→ **Exercise details**
Pictures stay out of the copy; set down each line of the listing below exactly.

Data listing

+===+

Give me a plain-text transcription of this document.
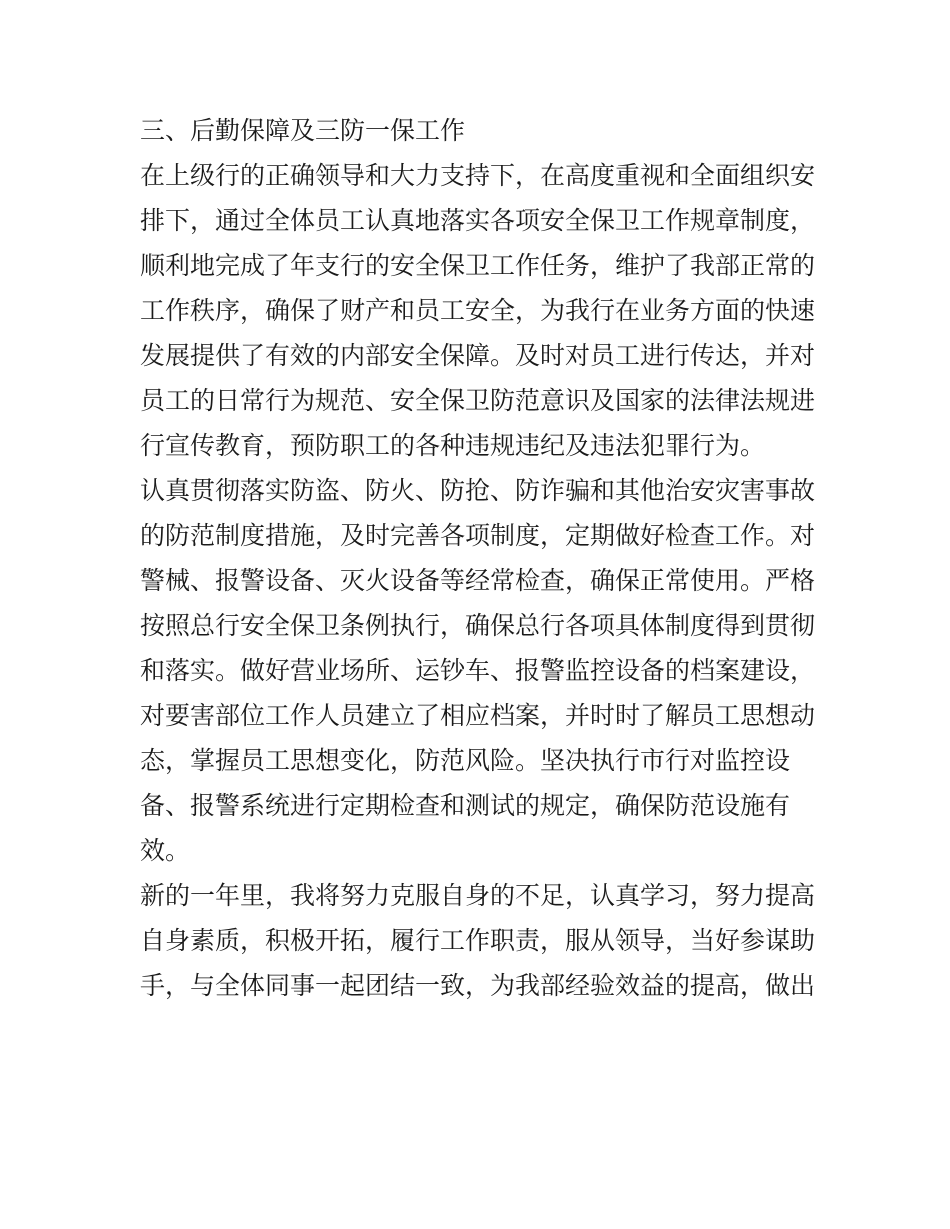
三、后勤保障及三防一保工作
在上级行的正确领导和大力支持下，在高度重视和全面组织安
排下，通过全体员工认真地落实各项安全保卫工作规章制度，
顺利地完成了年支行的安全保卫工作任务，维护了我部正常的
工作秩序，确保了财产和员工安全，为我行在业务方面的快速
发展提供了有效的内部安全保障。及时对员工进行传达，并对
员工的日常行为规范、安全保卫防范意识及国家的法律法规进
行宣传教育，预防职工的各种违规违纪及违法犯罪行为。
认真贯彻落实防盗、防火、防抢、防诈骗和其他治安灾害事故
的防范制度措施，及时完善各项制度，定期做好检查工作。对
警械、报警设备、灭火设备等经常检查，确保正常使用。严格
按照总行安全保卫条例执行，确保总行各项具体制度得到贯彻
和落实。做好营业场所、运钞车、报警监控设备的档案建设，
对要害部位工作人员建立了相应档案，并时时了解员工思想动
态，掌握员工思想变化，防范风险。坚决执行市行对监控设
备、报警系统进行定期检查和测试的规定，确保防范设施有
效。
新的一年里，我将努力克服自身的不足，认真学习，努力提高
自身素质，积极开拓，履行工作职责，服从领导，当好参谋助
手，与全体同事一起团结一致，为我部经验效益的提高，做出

+===+

→ **Task answer**
Give me a plain-text transcription of this document.
三、后勤保障及三防一保工作
在上级行的正确领导和大力支持下，在高度重视和全面组织安
排下，通过全体员工认真地落实各项安全保卫工作规章制度，
顺利地完成了年支行的安全保卫工作任务，维护了我部正常的
工作秩序，确保了财产和员工安全，为我行在业务方面的快速
发展提供了有效的内部安全保障。及时对员工进行传达，并对
员工的日常行为规范、安全保卫防范意识及国家的法律法规进
行宣传教育，预防职工的各种违规违纪及违法犯罪行为。
认真贯彻落实防盗、防火、防抢、防诈骗和其他治安灾害事故
的防范制度措施，及时完善各项制度，定期做好检查工作。对
警械、报警设备、灭火设备等经常检查，确保正常使用。严格
按照总行安全保卫条例执行，确保总行各项具体制度得到贯彻
和落实。做好营业场所、运钞车、报警监控设备的档案建设，
对要害部位工作人员建立了相应档案，并时时了解员工思想动
态，掌握员工思想变化，防范风险。坚决执行市行对监控设
备、报警系统进行定期检查和测试的规定，确保防范设施有
效。
新的一年里，我将努力克服自身的不足，认真学习，努力提高
自身素质，积极开拓，履行工作职责，服从领导，当好参谋助
手，与全体同事一起团结一致，为我部经验效益的提高，做出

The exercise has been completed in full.